**Stated problem**
Return the lines starting with the line that contains "series-line bbox=[39, 35, 1195, 544]" and going on through the line that contains "Find all labels, buttons, inputs, and", repeating them exactly and giving only those lines.

**Available data**
-------

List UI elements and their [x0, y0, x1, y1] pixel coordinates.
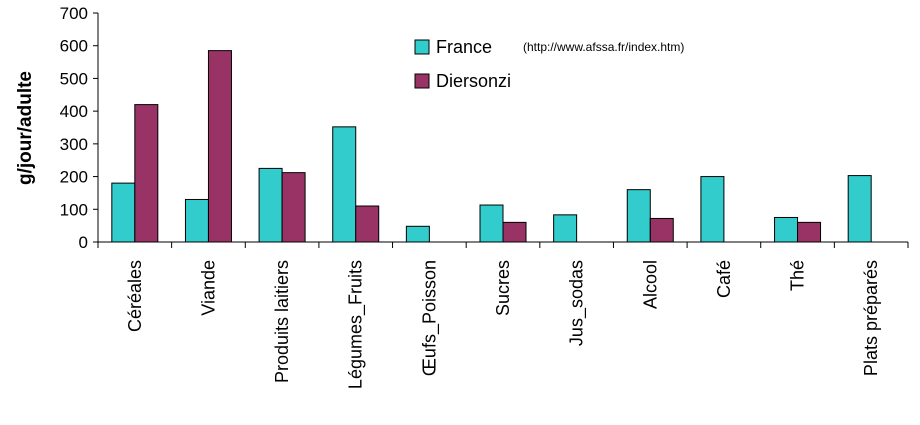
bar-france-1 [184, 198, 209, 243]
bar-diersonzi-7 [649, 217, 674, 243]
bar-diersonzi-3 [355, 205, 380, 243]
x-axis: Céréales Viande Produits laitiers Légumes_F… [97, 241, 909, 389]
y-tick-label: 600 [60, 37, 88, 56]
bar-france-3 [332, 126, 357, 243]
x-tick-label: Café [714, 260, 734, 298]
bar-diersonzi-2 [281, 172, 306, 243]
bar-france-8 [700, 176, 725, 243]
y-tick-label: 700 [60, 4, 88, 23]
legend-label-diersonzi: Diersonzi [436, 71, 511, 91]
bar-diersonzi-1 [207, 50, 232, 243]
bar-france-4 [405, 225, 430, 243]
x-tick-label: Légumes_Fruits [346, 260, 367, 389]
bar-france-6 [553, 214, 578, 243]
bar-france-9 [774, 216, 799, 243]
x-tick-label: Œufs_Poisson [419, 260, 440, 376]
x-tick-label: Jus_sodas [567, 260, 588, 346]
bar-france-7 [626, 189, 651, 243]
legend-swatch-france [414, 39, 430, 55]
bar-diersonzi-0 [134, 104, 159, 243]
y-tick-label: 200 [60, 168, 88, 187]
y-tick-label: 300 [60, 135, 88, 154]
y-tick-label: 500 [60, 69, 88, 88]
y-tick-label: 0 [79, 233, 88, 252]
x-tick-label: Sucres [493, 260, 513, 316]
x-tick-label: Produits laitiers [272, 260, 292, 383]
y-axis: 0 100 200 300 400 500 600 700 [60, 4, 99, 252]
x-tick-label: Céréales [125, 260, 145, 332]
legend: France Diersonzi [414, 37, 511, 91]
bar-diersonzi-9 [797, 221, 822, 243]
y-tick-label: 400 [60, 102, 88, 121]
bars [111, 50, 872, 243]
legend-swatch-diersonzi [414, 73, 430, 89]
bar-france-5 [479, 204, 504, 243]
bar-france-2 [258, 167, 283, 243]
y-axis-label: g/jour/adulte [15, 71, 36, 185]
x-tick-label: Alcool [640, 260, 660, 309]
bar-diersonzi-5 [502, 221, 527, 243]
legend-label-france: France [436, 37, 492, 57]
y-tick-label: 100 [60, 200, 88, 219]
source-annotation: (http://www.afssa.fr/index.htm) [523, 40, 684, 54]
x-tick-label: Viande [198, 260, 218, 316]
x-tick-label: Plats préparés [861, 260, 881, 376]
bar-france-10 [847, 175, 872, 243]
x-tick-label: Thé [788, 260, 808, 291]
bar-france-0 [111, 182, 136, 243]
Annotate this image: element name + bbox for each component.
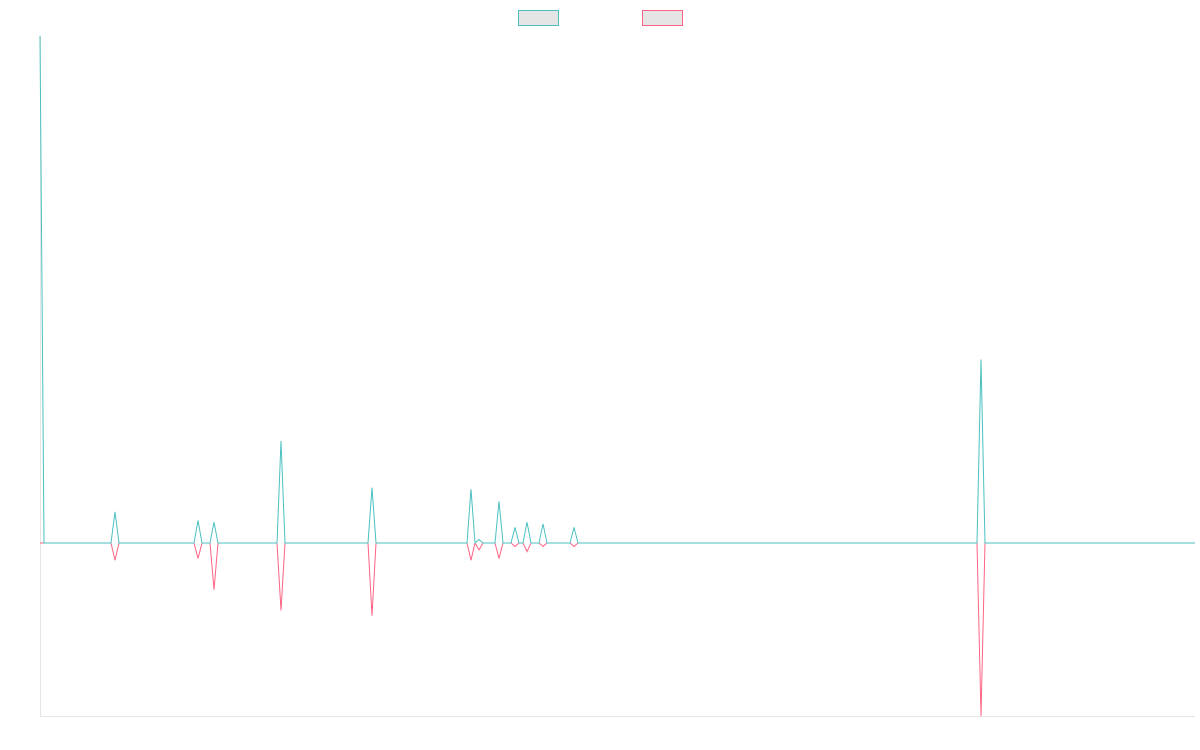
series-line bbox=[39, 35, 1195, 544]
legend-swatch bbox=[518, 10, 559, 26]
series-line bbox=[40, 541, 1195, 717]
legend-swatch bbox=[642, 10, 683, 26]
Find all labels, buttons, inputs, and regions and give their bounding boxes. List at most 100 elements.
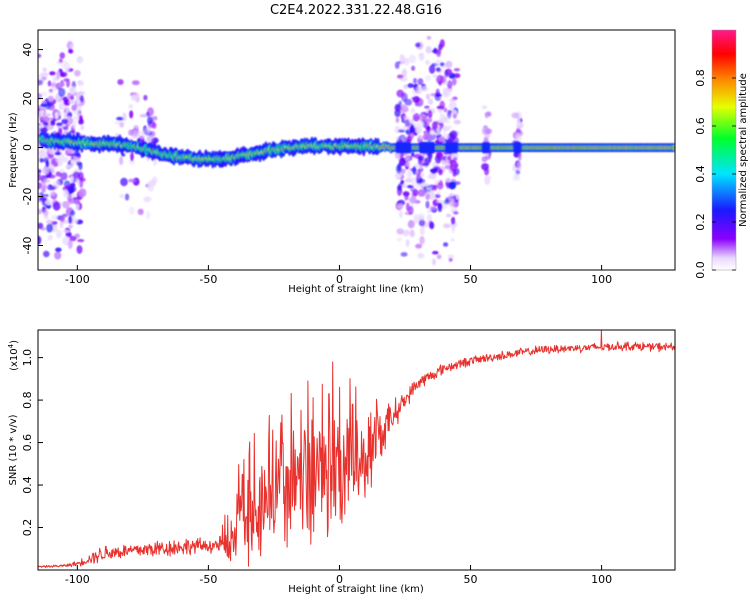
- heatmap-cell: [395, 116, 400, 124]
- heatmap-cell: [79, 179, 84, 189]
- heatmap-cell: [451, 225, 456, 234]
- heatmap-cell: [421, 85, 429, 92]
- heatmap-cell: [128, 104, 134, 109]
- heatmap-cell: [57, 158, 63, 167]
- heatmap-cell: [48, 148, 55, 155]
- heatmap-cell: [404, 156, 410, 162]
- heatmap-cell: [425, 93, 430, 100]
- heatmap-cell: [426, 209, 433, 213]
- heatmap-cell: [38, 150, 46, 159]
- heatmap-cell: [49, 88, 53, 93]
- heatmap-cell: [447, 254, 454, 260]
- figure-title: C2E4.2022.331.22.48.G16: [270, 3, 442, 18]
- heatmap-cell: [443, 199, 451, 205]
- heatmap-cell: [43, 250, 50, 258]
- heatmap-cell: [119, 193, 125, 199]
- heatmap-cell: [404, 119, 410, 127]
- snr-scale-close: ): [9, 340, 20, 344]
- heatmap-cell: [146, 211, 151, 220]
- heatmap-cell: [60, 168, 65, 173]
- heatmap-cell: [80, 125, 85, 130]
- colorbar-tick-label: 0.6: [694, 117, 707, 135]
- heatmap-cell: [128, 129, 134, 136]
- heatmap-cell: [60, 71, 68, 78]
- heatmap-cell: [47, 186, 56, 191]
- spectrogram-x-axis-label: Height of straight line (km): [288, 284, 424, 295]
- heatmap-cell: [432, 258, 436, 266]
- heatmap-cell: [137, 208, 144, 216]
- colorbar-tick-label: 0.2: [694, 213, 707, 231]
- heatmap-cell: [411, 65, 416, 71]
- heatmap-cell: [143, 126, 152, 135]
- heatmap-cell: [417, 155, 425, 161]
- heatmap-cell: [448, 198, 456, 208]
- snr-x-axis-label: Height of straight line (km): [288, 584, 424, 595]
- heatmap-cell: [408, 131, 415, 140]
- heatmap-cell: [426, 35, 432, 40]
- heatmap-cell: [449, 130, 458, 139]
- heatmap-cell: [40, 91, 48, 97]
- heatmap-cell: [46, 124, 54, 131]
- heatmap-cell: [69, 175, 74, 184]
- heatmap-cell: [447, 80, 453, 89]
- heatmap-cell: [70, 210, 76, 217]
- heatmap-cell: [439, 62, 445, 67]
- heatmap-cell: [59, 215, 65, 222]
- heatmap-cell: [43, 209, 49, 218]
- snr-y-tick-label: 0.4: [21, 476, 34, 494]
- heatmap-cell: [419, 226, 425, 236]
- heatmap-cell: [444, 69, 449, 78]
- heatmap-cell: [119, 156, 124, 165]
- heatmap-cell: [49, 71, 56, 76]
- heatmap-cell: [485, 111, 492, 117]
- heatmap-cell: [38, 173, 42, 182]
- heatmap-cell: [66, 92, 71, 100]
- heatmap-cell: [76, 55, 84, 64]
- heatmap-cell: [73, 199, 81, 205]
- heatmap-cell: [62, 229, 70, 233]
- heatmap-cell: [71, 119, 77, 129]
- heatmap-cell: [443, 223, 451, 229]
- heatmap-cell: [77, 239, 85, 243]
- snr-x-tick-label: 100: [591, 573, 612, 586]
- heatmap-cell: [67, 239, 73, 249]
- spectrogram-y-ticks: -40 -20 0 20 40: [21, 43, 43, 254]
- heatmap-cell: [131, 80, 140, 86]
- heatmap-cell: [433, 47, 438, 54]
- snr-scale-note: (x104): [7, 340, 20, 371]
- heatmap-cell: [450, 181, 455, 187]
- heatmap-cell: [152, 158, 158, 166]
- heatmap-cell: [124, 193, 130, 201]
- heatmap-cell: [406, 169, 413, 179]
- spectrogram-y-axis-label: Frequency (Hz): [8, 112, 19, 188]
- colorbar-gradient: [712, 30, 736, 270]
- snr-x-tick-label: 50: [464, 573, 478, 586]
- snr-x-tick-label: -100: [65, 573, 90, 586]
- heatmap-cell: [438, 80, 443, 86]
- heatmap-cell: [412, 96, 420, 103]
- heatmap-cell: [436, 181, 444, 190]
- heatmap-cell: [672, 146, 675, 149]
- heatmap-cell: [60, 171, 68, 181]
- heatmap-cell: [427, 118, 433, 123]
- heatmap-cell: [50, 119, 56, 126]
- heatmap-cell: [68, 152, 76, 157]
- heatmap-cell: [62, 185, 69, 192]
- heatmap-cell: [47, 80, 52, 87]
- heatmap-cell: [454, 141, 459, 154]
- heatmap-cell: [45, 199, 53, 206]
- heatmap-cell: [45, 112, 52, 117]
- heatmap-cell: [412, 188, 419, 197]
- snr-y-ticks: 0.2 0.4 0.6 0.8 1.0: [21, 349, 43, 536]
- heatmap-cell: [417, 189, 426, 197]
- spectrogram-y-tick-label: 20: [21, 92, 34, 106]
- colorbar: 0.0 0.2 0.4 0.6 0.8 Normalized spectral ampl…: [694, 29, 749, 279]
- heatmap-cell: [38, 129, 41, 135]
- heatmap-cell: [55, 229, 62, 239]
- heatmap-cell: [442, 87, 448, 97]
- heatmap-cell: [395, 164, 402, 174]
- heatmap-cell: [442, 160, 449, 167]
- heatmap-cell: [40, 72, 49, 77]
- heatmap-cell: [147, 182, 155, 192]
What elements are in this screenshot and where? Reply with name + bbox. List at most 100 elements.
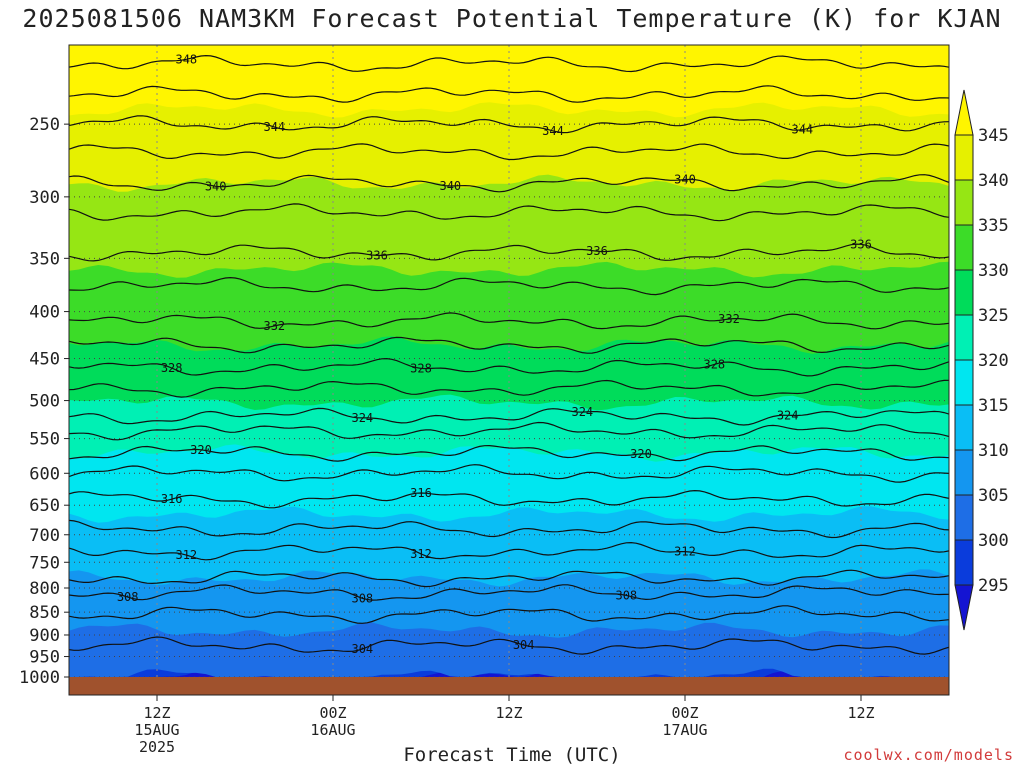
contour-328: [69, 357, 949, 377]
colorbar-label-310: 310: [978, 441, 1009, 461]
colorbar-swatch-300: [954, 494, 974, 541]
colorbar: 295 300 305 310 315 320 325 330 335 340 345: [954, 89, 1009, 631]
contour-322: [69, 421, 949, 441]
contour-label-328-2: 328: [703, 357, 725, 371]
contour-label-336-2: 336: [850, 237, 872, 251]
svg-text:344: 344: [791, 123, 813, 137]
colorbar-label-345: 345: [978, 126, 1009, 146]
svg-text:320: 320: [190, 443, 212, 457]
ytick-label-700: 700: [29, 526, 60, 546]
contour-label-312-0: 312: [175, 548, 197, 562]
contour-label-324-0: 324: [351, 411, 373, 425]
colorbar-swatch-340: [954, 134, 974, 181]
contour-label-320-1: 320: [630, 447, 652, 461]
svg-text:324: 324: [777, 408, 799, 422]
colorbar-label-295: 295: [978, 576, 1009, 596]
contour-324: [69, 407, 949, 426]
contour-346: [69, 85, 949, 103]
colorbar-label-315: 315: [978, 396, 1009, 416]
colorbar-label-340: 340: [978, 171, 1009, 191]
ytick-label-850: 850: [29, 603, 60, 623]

-------

**Solution to the exercise**
series-line bbox=[39, 35, 1195, 544]
legend-swatch bbox=[518, 10, 559, 26]
series-line bbox=[40, 541, 1195, 717]
legend-swatch bbox=[642, 10, 683, 26]
Find all labels, buttons, inputs, and regions and give their bounding boxes. List at most 100 elements.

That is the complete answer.